▶ _THE PROBLEM_
Return the whole listing exactly as it stands.

▶ _AVAILABLE RECORDS_
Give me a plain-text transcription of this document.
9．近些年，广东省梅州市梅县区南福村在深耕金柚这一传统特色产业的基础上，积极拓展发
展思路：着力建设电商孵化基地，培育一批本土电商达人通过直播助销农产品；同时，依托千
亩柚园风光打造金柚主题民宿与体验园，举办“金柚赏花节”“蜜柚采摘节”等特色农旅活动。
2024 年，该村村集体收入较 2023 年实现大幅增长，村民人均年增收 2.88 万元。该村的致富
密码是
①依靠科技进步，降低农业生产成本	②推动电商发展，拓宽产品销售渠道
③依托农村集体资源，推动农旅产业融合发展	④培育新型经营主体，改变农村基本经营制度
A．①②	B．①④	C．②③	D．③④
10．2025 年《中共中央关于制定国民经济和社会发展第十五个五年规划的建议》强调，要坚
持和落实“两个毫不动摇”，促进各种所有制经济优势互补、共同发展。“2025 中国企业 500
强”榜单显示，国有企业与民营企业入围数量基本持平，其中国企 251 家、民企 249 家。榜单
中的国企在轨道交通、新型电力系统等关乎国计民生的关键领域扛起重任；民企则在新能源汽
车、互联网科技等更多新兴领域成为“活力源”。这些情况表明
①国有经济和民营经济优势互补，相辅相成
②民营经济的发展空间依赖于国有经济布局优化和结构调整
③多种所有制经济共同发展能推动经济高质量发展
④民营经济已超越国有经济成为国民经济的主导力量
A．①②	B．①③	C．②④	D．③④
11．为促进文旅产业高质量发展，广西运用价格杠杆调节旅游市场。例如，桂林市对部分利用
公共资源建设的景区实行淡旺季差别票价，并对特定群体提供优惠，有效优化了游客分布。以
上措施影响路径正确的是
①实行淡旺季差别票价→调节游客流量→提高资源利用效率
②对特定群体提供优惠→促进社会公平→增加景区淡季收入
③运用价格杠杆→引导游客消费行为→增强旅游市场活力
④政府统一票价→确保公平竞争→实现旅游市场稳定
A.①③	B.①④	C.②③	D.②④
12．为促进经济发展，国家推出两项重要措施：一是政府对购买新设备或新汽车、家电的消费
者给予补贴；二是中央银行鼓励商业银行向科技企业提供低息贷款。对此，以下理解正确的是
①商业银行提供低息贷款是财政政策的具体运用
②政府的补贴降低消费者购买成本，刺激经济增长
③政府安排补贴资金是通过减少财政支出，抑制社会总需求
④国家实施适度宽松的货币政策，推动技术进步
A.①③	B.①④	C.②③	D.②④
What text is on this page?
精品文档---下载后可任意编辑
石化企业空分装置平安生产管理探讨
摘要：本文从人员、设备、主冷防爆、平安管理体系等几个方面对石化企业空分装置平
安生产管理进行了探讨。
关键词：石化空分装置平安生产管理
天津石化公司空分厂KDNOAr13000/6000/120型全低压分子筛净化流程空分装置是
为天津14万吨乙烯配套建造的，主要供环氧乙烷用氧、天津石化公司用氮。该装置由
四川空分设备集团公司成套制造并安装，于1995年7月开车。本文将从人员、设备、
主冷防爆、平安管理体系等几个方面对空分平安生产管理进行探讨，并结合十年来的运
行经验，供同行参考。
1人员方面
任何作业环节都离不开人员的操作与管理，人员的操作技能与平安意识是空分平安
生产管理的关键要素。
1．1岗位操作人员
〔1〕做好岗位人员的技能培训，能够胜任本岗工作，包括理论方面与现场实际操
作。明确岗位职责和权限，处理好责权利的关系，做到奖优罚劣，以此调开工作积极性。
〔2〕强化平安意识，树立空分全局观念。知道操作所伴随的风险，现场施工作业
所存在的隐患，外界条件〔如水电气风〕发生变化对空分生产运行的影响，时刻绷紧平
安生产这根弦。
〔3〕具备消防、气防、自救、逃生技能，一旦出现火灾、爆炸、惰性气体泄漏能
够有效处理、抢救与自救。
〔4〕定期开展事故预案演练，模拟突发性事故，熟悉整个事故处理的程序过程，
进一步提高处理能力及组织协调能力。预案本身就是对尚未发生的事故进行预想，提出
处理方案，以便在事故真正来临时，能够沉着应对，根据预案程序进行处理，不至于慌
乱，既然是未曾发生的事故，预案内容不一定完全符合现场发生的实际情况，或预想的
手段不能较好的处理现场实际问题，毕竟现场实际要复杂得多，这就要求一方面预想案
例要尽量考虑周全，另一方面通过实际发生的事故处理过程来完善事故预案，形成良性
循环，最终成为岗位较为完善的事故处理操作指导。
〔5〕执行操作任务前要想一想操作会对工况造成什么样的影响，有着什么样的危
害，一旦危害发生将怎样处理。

▶ _WRITTEN ANSWER_
Give me a plain-text transcription of this document.
9．近些年，广东省梅州市梅县区南福村在深耕金柚这一传统特色产业的基础上，积极拓展发
展思路：着力建设电商孵化基地，培育一批本土电商达人通过直播助销农产品；同时，依托千
亩柚园风光打造金柚主题民宿与体验园，举办“金柚赏花节”“蜜柚采摘节”等特色农旅活动。
2024 年，该村村集体收入较 2023 年实现大幅增长，村民人均年增收 2.88 万元。该村的致富
密码是
①依靠科技进步，降低农业生产成本	②推动电商发展，拓宽产品销售渠道
③依托农村集体资源，推动农旅产业融合发展	④培育新型经营主体，改变农村基本经营制度
A．①②	B．①④	C．②③	D．③④
10．2025 年《中共中央关于制定国民经济和社会发展第十五个五年规划的建议》强调，要坚
持和落实“两个毫不动摇”，促进各种所有制经济优势互补、共同发展。“2025 中国企业 500
强”榜单显示，国有企业与民营企业入围数量基本持平，其中国企 251 家、民企 249 家。榜单
中的国企在轨道交通、新型电力系统等关乎国计民生的关键领域扛起重任；民企则在新能源汽
车、互联网科技等更多新兴领域成为“活力源”。这些情况表明
①国有经济和民营经济优势互补，相辅相成
②民营经济的发展空间依赖于国有经济布局优化和结构调整
③多种所有制经济共同发展能推动经济高质量发展
④民营经济已超越国有经济成为国民经济的主导力量
A．①②	B．①③	C．②④	D．③④
11．为促进文旅产业高质量发展，广西运用价格杠杆调节旅游市场。例如，桂林市对部分利用
公共资源建设的景区实行淡旺季差别票价，并对特定群体提供优惠，有效优化了游客分布。以
上措施影响路径正确的是
①实行淡旺季差别票价→调节游客流量→提高资源利用效率
②对特定群体提供优惠→促进社会公平→增加景区淡季收入
③运用价格杠杆→引导游客消费行为→增强旅游市场活力
④政府统一票价→确保公平竞争→实现旅游市场稳定
A.①③	B.①④	C.②③	D.②④
12．为促进经济发展，国家推出两项重要措施：一是政府对购买新设备或新汽车、家电的消费
者给予补贴；二是中央银行鼓励商业银行向科技企业提供低息贷款。对此，以下理解正确的是
①商业银行提供低息贷款是财政政策的具体运用
②政府的补贴降低消费者购买成本，刺激经济增长
③政府安排补贴资金是通过减少财政支出，抑制社会总需求
④国家实施适度宽松的货币政策，推动技术进步
A.①③	B.①④	C.②③	D.②④
What text is on this page?
精品文档---下载后可任意编辑
石化企业空分装置平安生产管理探讨
摘要：本文从人员、设备、主冷防爆、平安管理体系等几个方面对石化企业空分装置平
安生产管理进行了探讨。
关键词：石化空分装置平安生产管理
天津石化公司空分厂KDNOAr13000/6000/120型全低压分子筛净化流程空分装置是
为天津14万吨乙烯配套建造的，主要供环氧乙烷用氧、天津石化公司用氮。该装置由
四川空分设备集团公司成套制造并安装，于1995年7月开车。本文将从人员、设备、
主冷防爆、平安管理体系等几个方面对空分平安生产管理进行探讨，并结合十年来的运
行经验，供同行参考。
1人员方面
任何作业环节都离不开人员的操作与管理，人员的操作技能与平安意识是空分平安
生产管理的关键要素。
1．1岗位操作人员
〔1〕做好岗位人员的技能培训，能够胜任本岗工作，包括理论方面与现场实际操
作。明确岗位职责和权限，处理好责权利的关系，做到奖优罚劣，以此调开工作积极性。
〔2〕强化平安意识，树立空分全局观念。知道操作所伴随的风险，现场施工作业
所存在的隐患，外界条件〔如水电气风〕发生变化对空分生产运行的影响，时刻绷紧平
安生产这根弦。
〔3〕具备消防、气防、自救、逃生技能，一旦出现火灾、爆炸、惰性气体泄漏能
够有效处理、抢救与自救。
〔4〕定期开展事故预案演练，模拟突发性事故，熟悉整个事故处理的程序过程，
进一步提高处理能力及组织协调能力。预案本身就是对尚未发生的事故进行预想，提出
处理方案，以便在事故真正来临时，能够沉着应对，根据预案程序进行处理，不至于慌
乱，既然是未曾发生的事故，预案内容不一定完全符合现场发生的实际情况，或预想的
手段不能较好的处理现场实际问题，毕竟现场实际要复杂得多，这就要求一方面预想案
例要尽量考虑周全，另一方面通过实际发生的事故处理过程来完善事故预案，形成良性
循环，最终成为岗位较为完善的事故处理操作指导。
〔5〕执行操作任务前要想一想操作会对工况造成什么样的影响，有着什么样的危
害，一旦危害发生将怎样处理。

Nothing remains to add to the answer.